[Exercise]: Count the lines below that contain the word "субъектам", and give only that number.
+++ Data
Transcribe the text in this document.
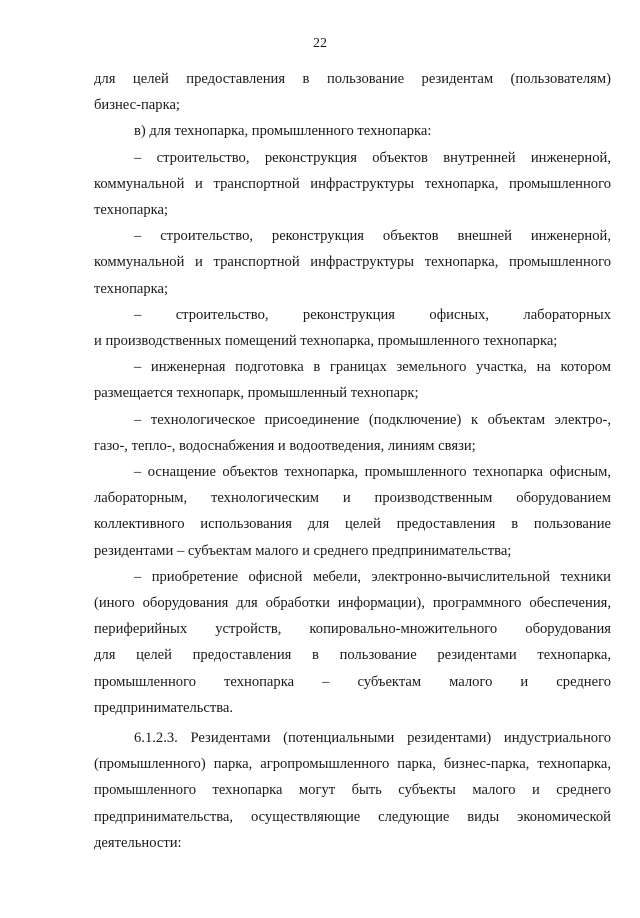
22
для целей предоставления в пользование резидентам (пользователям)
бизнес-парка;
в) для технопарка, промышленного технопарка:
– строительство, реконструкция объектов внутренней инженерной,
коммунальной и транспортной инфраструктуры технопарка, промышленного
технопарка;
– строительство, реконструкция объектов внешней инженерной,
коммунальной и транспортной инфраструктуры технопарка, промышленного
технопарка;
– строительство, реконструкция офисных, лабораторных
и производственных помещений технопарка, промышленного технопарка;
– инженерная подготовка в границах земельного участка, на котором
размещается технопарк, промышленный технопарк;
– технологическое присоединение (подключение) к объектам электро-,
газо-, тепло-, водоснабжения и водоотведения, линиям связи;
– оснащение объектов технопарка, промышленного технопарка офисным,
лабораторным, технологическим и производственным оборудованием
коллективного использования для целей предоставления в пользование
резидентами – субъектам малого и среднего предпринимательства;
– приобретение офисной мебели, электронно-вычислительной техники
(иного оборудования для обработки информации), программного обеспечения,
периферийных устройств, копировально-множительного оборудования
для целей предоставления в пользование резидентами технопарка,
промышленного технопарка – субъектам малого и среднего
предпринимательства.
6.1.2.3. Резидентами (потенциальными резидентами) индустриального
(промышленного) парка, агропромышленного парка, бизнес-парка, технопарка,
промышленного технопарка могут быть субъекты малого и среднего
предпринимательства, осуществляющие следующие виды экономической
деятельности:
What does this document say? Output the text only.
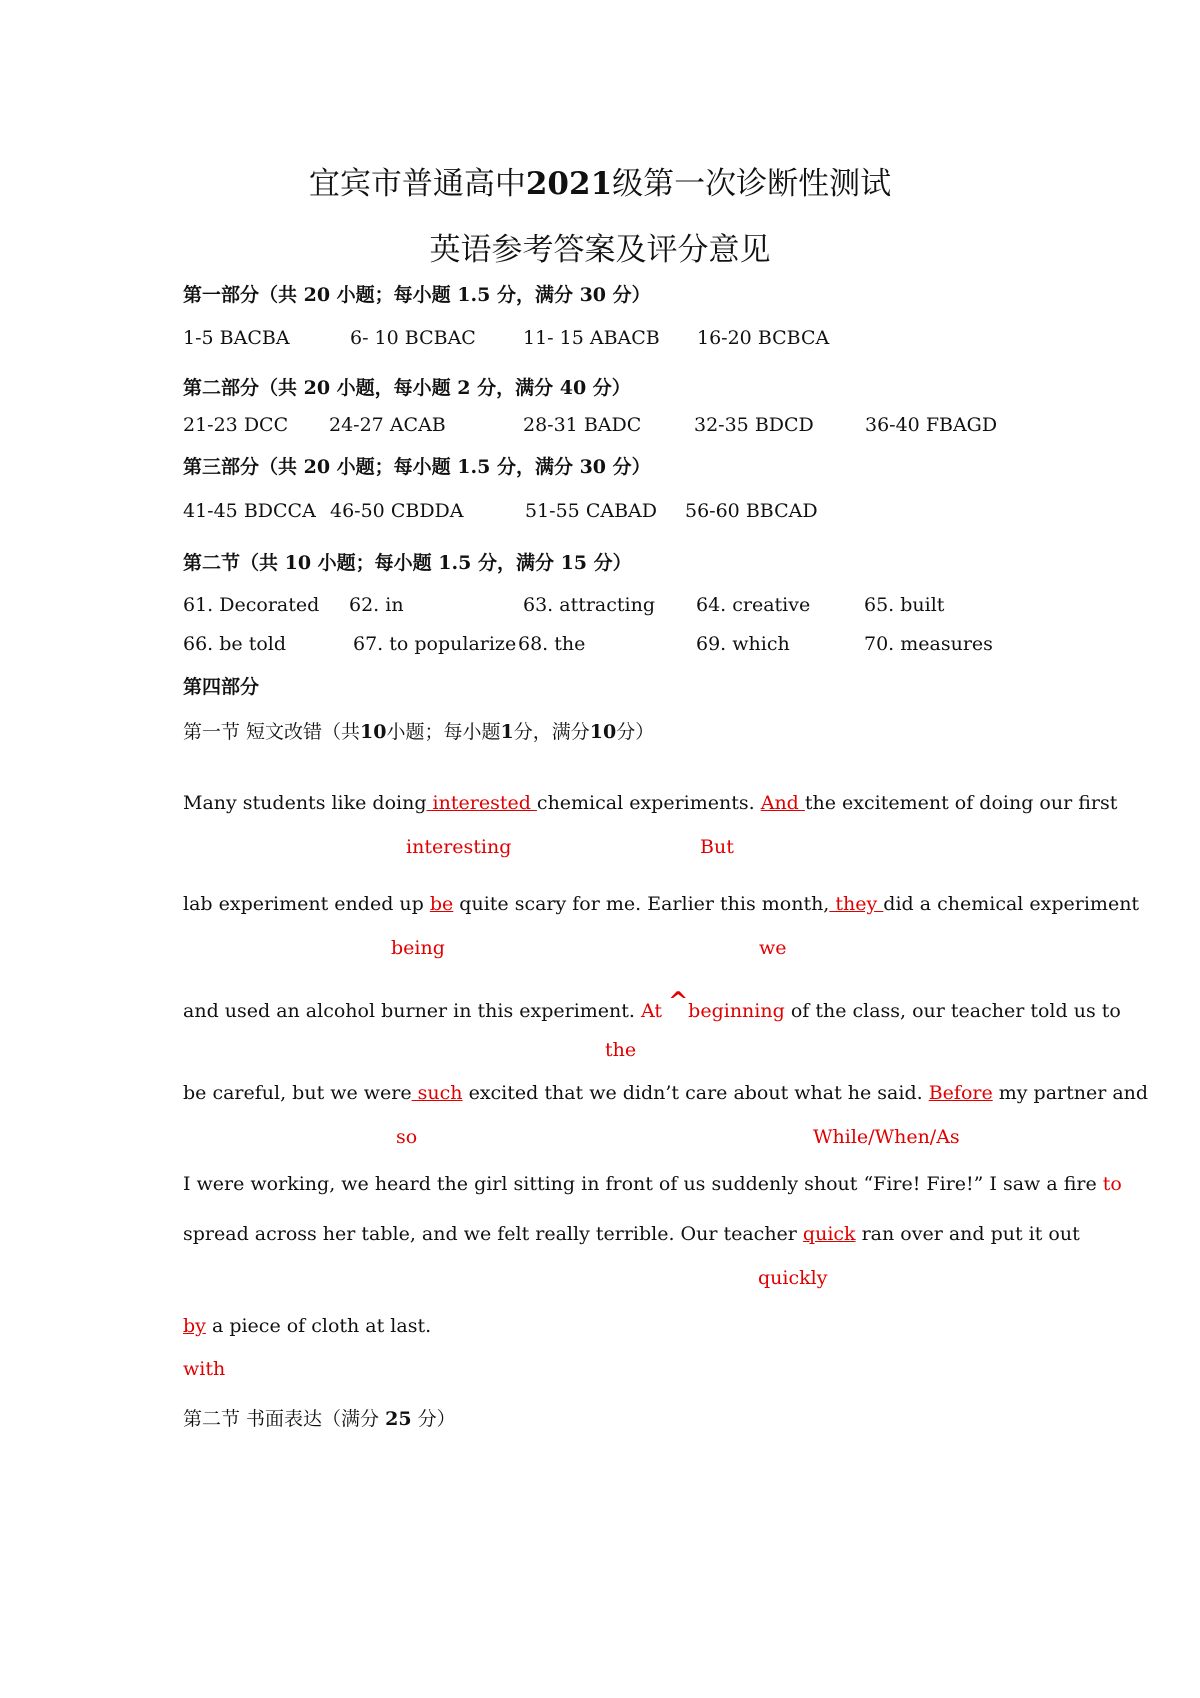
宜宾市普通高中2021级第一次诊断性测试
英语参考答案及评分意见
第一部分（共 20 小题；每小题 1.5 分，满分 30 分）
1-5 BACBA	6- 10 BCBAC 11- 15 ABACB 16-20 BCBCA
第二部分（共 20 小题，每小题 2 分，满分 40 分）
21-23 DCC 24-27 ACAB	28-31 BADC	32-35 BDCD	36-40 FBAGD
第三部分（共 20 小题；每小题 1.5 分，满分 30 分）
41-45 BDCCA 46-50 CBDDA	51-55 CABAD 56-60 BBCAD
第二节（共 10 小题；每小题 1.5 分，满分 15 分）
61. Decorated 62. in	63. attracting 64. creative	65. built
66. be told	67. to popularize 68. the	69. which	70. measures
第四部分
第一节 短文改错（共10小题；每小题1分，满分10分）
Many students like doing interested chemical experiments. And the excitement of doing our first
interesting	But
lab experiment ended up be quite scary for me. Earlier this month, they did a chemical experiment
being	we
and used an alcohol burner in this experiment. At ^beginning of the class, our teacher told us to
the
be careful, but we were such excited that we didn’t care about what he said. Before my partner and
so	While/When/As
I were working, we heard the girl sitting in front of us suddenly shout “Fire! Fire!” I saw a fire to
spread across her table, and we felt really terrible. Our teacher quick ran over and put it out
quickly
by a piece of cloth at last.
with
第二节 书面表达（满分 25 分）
++++++
[In response]: 2